[Figure collection entries]
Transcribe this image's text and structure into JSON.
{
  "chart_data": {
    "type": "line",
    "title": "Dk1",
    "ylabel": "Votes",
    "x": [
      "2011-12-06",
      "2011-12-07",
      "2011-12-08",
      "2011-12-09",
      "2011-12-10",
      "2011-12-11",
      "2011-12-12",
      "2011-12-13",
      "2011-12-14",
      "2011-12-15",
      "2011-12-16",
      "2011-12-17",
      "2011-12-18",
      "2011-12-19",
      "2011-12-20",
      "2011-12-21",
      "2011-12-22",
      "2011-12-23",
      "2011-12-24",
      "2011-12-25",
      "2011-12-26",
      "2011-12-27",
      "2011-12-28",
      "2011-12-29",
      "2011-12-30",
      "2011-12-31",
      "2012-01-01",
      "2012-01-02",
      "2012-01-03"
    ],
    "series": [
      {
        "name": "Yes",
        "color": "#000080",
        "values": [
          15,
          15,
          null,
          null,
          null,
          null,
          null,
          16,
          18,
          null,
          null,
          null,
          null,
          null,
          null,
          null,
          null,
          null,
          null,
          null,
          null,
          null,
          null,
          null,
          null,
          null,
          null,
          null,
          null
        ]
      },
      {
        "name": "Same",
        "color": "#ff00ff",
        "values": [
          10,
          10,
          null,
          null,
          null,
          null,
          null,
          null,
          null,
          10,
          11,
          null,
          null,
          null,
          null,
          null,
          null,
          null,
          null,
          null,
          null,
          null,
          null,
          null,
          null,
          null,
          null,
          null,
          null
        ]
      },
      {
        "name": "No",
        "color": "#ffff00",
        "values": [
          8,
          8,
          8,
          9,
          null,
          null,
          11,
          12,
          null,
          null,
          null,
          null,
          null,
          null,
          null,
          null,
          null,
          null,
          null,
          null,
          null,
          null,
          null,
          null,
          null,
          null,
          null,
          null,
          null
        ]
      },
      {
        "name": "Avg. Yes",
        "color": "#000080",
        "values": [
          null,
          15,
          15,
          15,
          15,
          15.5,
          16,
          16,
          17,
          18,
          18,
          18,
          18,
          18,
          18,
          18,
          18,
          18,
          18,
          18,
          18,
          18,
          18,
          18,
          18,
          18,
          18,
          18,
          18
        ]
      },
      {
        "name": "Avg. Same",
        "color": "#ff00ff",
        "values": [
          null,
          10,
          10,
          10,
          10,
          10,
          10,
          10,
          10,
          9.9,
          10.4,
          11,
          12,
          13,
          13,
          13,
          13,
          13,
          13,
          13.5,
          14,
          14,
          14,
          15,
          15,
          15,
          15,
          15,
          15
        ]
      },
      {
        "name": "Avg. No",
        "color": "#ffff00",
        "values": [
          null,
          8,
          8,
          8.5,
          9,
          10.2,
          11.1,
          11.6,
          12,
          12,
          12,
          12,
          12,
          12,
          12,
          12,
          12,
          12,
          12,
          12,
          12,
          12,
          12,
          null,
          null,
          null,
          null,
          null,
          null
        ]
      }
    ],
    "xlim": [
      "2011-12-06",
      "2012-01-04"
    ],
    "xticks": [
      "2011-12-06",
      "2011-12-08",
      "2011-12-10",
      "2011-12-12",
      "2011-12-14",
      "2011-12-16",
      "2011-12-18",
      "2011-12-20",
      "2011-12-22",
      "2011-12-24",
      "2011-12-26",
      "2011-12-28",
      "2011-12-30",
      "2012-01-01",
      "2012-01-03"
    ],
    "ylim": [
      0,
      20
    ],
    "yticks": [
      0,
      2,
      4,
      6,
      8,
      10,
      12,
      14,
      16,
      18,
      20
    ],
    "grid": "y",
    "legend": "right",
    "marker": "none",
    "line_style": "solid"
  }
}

### Task directions
Retype all of the entries precisely as they are.

### Written response
Transcribe this image's text and structure into JSON.
{
  "chart_data": {
    "type": "line",
    "title": "Dk1",
    "ylabel": "Votes",
    "x": [
      "2011-12-06",
      "2011-12-07",
      "2011-12-08",
      "2011-12-09",
      "2011-12-10",
      "2011-12-11",
      "2011-12-12",
      "2011-12-13",
      "2011-12-14",
      "2011-12-15",
      "2011-12-16",
      "2011-12-17",
      "2011-12-18",
      "2011-12-19",
      "2011-12-20",
      "2011-12-21",
      "2011-12-22",
      "2011-12-23",
      "2011-12-24",
      "2011-12-25",
      "2011-12-26",
      "2011-12-27",
      "2011-12-28",
      "2011-12-29",
      "2011-12-30",
      "2011-12-31",
      "2012-01-01",
      "2012-01-02",
      "2012-01-03"
    ],
    "series": [
      {
        "name": "Yes",
        "color": "#000080",
        "values": [
          15,
          15,
          null,
          null,
          null,
          null,
          null,
          16,
          18,
          null,
          null,
          null,
          null,
          null,
          null,
          null,
          null,
          null,
          null,
          null,
          null,
          null,
          null,
          null,
          null,
          null,
          null,
          null,
          null
        ]
      },
      {
        "name": "Same",
        "color": "#ff00ff",
        "values": [
          10,
          10,
          null,
          null,
          null,
          null,
          null,
          null,
          null,
          10,
          11,
          null,
          null,
          null,
          null,
          null,
          null,
          null,
          null,
          null,
          null,
          null,
          null,
          null,
          null,
          null,
          null,
          null,
          null
        ]
      },
      {
        "name": "No",
        "color": "#ffff00",
        "values": [
          8,
          8,
          8,
          9,
          null,
          null,
          11,
          12,
          null,
          null,
          null,
          null,
          null,
          null,
          null,
          null,
          null,
          null,
          null,
          null,
          null,
          null,
          null,
          null,
          null,
          null,
          null,
          null,
          null
        ]
      },
      {
        "name": "Avg. Yes",
        "color": "#000080",
        "values": [
          null,
          15,
          15,
          15,
          15,
          15.5,
          16,
          16,
          17,
          18,
          18,
          18,
          18,
          18,
          18,
          18,
          18,
          18,
          18,
          18,
          18,
          18,
          18,
          18,
          18,
          18,
          18,
          18,
          18
        ]
      },
      {
        "name": "Avg. Same",
        "color": "#ff00ff",
        "values": [
          null,
          10,
          10,
          10,
          10,
          10,
          10,
          10,
          10,
          9.9,
          10.4,
          11,
          12,
          13,
          13,
          13,
          13,
          13,
          13,
          13.5,
          14,
          14,
          14,
          15,
          15,
          15,
          15,
          15,
          15
        ]
      },
      {
        "name": "Avg. No",
        "color": "#ffff00",
        "values": [
          null,
          8,
          8,
          8.5,
          9,
          10.2,
          11.1,
          11.6,
          12,
          12,
          12,
          12,
          12,
          12,
          12,
          12,
          12,
          12,
          12,
          12,
          12,
          12,
          12,
          null,
          null,
          null,
          null,
          null,
          null
        ]
      }
    ],
    "xlim": [
      "2011-12-06",
      "2012-01-04"
    ],
    "xticks": [
      "2011-12-06",
      "2011-12-08",
      "2011-12-10",
      "2011-12-12",
      "2011-12-14",
      "2011-12-16",
      "2011-12-18",
      "2011-12-20",
      "2011-12-22",
      "2011-12-24",
      "2011-12-26",
      "2011-12-28",
      "2011-12-30",
      "2012-01-01",
      "2012-01-03"
    ],
    "ylim": [
      0,
      20
    ],
    "yticks": [
      0,
      2,
      4,
      6,
      8,
      10,
      12,
      14,
      16,
      18,
      20
    ],
    "grid": "y",
    "legend": "right",
    "marker": "none",
    "line_style": "solid"
  }
}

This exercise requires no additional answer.